→ Task description
Your task is to print every entry below exactly as given.

→ Working data
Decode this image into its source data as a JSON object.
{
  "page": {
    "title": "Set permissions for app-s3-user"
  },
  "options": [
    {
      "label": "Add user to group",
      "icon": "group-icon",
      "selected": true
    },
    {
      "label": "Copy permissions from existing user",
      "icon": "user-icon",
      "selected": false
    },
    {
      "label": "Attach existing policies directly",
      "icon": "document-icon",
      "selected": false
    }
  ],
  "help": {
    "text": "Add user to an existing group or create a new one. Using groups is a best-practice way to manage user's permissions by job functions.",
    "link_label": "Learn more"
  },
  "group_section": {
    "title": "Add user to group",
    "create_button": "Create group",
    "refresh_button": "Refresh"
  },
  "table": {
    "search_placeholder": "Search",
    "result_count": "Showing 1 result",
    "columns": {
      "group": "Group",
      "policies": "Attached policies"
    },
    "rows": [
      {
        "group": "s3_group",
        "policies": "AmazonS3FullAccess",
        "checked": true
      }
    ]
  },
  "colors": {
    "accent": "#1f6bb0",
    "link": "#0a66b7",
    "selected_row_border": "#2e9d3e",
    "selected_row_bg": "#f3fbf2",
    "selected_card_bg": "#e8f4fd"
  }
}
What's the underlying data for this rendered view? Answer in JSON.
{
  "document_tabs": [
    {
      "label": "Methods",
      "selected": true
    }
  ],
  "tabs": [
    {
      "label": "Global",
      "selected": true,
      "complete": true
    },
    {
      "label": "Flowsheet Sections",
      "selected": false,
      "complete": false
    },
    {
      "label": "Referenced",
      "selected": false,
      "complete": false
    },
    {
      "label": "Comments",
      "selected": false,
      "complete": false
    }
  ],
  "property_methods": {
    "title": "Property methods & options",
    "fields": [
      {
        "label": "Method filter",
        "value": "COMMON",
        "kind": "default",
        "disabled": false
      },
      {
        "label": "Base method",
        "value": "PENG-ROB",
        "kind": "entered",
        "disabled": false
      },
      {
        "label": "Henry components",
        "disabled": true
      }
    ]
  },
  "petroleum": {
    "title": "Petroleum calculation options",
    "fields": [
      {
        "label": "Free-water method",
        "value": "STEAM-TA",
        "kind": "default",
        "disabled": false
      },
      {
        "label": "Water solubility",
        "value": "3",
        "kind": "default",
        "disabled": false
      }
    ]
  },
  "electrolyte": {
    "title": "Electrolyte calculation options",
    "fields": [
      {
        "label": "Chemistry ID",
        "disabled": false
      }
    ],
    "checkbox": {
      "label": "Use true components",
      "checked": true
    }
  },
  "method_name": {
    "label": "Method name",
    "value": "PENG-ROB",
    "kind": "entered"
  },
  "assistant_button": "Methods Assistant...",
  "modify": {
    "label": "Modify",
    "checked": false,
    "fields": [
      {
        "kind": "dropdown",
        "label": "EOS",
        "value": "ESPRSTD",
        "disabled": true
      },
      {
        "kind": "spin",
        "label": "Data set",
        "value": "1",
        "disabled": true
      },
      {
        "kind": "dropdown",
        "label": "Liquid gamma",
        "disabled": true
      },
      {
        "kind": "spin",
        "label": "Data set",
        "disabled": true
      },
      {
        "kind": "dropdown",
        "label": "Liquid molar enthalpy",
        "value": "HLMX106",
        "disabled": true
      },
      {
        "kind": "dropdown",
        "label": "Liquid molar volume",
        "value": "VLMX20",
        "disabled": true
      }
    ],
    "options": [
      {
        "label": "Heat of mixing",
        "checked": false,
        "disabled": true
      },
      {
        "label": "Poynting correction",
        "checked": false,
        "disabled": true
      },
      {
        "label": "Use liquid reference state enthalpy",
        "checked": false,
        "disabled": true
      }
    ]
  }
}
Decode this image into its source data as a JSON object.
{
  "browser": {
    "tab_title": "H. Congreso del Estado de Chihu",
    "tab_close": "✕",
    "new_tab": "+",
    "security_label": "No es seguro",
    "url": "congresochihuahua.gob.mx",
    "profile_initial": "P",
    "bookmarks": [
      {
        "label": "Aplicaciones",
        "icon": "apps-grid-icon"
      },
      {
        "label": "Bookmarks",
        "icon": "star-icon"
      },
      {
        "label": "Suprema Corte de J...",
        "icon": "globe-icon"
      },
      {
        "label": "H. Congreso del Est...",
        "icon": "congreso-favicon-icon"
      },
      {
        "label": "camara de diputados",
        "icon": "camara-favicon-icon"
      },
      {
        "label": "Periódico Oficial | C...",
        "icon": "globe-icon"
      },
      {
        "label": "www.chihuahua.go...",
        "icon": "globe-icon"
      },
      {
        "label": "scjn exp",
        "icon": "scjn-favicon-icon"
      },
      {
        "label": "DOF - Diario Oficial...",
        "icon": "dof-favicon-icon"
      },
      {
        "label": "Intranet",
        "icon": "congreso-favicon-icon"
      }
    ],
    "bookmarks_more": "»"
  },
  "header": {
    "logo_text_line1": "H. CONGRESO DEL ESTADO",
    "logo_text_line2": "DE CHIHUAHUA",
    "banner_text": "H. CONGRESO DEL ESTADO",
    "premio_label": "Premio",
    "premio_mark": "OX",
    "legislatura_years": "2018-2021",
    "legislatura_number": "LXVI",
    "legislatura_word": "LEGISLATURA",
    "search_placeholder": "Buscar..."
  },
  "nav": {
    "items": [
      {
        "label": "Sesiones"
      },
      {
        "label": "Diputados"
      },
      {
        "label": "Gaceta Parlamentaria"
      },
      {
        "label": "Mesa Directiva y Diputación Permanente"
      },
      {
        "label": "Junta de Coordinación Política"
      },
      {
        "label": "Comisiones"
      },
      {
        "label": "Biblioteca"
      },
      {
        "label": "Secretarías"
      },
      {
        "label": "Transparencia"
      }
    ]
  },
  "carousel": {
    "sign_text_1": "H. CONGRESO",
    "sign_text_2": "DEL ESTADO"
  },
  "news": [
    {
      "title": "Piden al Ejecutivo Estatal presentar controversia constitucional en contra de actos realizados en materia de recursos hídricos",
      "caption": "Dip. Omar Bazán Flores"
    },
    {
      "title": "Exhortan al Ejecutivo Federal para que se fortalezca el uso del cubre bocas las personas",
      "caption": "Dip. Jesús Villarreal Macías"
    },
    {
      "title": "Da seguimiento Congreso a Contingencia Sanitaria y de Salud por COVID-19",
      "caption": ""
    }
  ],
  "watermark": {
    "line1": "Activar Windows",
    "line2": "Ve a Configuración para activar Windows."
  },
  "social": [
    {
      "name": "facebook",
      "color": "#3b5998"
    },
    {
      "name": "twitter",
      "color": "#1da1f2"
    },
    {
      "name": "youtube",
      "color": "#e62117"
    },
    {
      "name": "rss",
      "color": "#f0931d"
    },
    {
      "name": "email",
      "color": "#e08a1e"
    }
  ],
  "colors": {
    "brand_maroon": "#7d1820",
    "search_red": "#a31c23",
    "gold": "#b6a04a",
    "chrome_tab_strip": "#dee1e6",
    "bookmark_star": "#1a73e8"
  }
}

→ Exercise result
Decode this image into its source data as a JSON object.
{
  "page": {
    "title": "Set permissions for app-s3-user"
  },
  "options": [
    {
      "label": "Add user to group",
      "icon": "group-icon",
      "selected": true
    },
    {
      "label": "Copy permissions from existing user",
      "icon": "user-icon",
      "selected": false
    },
    {
      "label": "Attach existing policies directly",
      "icon": "document-icon",
      "selected": false
    }
  ],
  "help": {
    "text": "Add user to an existing group or create a new one. Using groups is a best-practice way to manage user's permissions by job functions.",
    "link_label": "Learn more"
  },
  "group_section": {
    "title": "Add user to group",
    "create_button": "Create group",
    "refresh_button": "Refresh"
  },
  "table": {
    "search_placeholder": "Search",
    "result_count": "Showing 1 result",
    "columns": {
      "group": "Group",
      "policies": "Attached policies"
    },
    "rows": [
      {
        "group": "s3_group",
        "policies": "AmazonS3FullAccess",
        "checked": true
      }
    ]
  },
  "colors": {
    "accent": "#1f6bb0",
    "link": "#0a66b7",
    "selected_row_border": "#2e9d3e",
    "selected_row_bg": "#f3fbf2",
    "selected_card_bg": "#e8f4fd"
  }
}
What's the underlying data for this rendered view? Answer in JSON.
{
  "document_tabs": [
    {
      "label": "Methods",
      "selected": true
    }
  ],
  "tabs": [
    {
      "label": "Global",
      "selected": true,
      "complete": true
    },
    {
      "label": "Flowsheet Sections",
      "selected": false,
      "complete": false
    },
    {
      "label": "Referenced",
      "selected": false,
      "complete": false
    },
    {
      "label": "Comments",
      "selected": false,
      "complete": false
    }
  ],
  "property_methods": {
    "title": "Property methods & options",
    "fields": [
      {
        "label": "Method filter",
        "value": "COMMON",
        "kind": "default",
        "disabled": false
      },
      {
        "label": "Base method",
        "value": "PENG-ROB",
        "kind": "entered",
        "disabled": false
      },
      {
        "label": "Henry components",
        "disabled": true
      }
    ]
  },
  "petroleum": {
    "title": "Petroleum calculation options",
    "fields": [
      {
        "label": "Free-water method",
        "value": "STEAM-TA",
        "kind": "default",
        "disabled": false
      },
      {
        "label": "Water solubility",
        "value": "3",
        "kind": "default",
        "disabled": false
      }
    ]
  },
  "electrolyte": {
    "title": "Electrolyte calculation options",
    "fields": [
      {
        "label": "Chemistry ID",
        "disabled": false
      }
    ],
    "checkbox": {
      "label": "Use true components",
      "checked": true
    }
  },
  "method_name": {
    "label": "Method name",
    "value": "PENG-ROB",
    "kind": "entered"
  },
  "assistant_button": "Methods Assistant...",
  "modify": {
    "label": "Modify",
    "checked": false,
    "fields": [
      {
        "kind": "dropdown",
        "label": "EOS",
        "value": "ESPRSTD",
        "disabled": true
      },
      {
        "kind": "spin",
        "label": "Data set",
        "value": "1",
        "disabled": true
      },
      {
        "kind": "dropdown",
        "label": "Liquid gamma",
        "disabled": true
      },
      {
        "kind": "spin",
        "label": "Data set",
        "disabled": true
      },
      {
        "kind": "dropdown",
        "label": "Liquid molar enthalpy",
        "value": "HLMX106",
        "disabled": true
      },
      {
        "kind": "dropdown",
        "label": "Liquid molar volume",
        "value": "VLMX20",
        "disabled": true
      }
    ],
    "options": [
      {
        "label": "Heat of mixing",
        "checked": false,
        "disabled": true
      },
      {
        "label": "Poynting correction",
        "checked": false,
        "disabled": true
      },
      {
        "label": "Use liquid reference state enthalpy",
        "checked": false,
        "disabled": true
      }
    ]
  }
}
Decode this image into its source data as a JSON object.
{
  "browser": {
    "tab_title": "H. Congreso del Estado de Chihu",
    "tab_close": "✕",
    "new_tab": "+",
    "security_label": "No es seguro",
    "url": "congresochihuahua.gob.mx",
    "profile_initial": "P",
    "bookmarks": [
      {
        "label": "Aplicaciones",
        "icon": "apps-grid-icon"
      },
      {
        "label": "Bookmarks",
        "icon": "star-icon"
      },
      {
        "label": "Suprema Corte de J...",
        "icon": "globe-icon"
      },
      {
        "label": "H. Congreso del Est...",
        "icon": "congreso-favicon-icon"
      },
      {
        "label": "camara de diputados",
        "icon": "camara-favicon-icon"
      },
      {
        "label": "Periódico Oficial | C...",
        "icon": "globe-icon"
      },
      {
        "label": "www.chihuahua.go...",
        "icon": "globe-icon"
      },
      {
        "label": "scjn exp",
        "icon": "scjn-favicon-icon"
      },
      {
        "label": "DOF - Diario Oficial...",
        "icon": "dof-favicon-icon"
      },
      {
        "label": "Intranet",
        "icon": "congreso-favicon-icon"
      }
    ],
    "bookmarks_more": "»"
  },
  "header": {
    "logo_text_line1": "H. CONGRESO DEL ESTADO",
    "logo_text_line2": "DE CHIHUAHUA",
    "banner_text": "H. CONGRESO DEL ESTADO",
    "premio_label": "Premio",
    "premio_mark": "OX",
    "legislatura_years": "2018-2021",
    "legislatura_number": "LXVI",
    "legislatura_word": "LEGISLATURA",
    "search_placeholder": "Buscar..."
  },
  "nav": {
    "items": [
      {
        "label": "Sesiones"
      },
      {
        "label": "Diputados"
      },
      {
        "label": "Gaceta Parlamentaria"
      },
      {
        "label": "Mesa Directiva y Diputación Permanente"
      },
      {
        "label": "Junta de Coordinación Política"
      },
      {
        "label": "Comisiones"
      },
      {
        "label": "Biblioteca"
      },
      {
        "label": "Secretarías"
      },
      {
        "label": "Transparencia"
      }
    ]
  },
  "carousel": {
    "sign_text_1": "H. CONGRESO",
    "sign_text_2": "DEL ESTADO"
  },
  "news": [
    {
      "title": "Piden al Ejecutivo Estatal presentar controversia constitucional en contra de actos realizados en materia de recursos hídricos",
      "caption": "Dip. Omar Bazán Flores"
    },
    {
      "title": "Exhortan al Ejecutivo Federal para que se fortalezca el uso del cubre bocas las personas",
      "caption": "Dip. Jesús Villarreal Macías"
    },
    {
      "title": "Da seguimiento Congreso a Contingencia Sanitaria y de Salud por COVID-19",
      "caption": ""
    }
  ],
  "watermark": {
    "line1": "Activar Windows",
    "line2": "Ve a Configuración para activar Windows."
  },
  "social": [
    {
      "name": "facebook",
      "color": "#3b5998"
    },
    {
      "name": "twitter",
      "color": "#1da1f2"
    },
    {
      "name": "youtube",
      "color": "#e62117"
    },
    {
      "name": "rss",
      "color": "#f0931d"
    },
    {
      "name": "email",
      "color": "#e08a1e"
    }
  ],
  "colors": {
    "brand_maroon": "#7d1820",
    "search_red": "#a31c23",
    "gold": "#b6a04a",
    "chrome_tab_strip": "#dee1e6",
    "bookmark_star": "#1a73e8"
  }
}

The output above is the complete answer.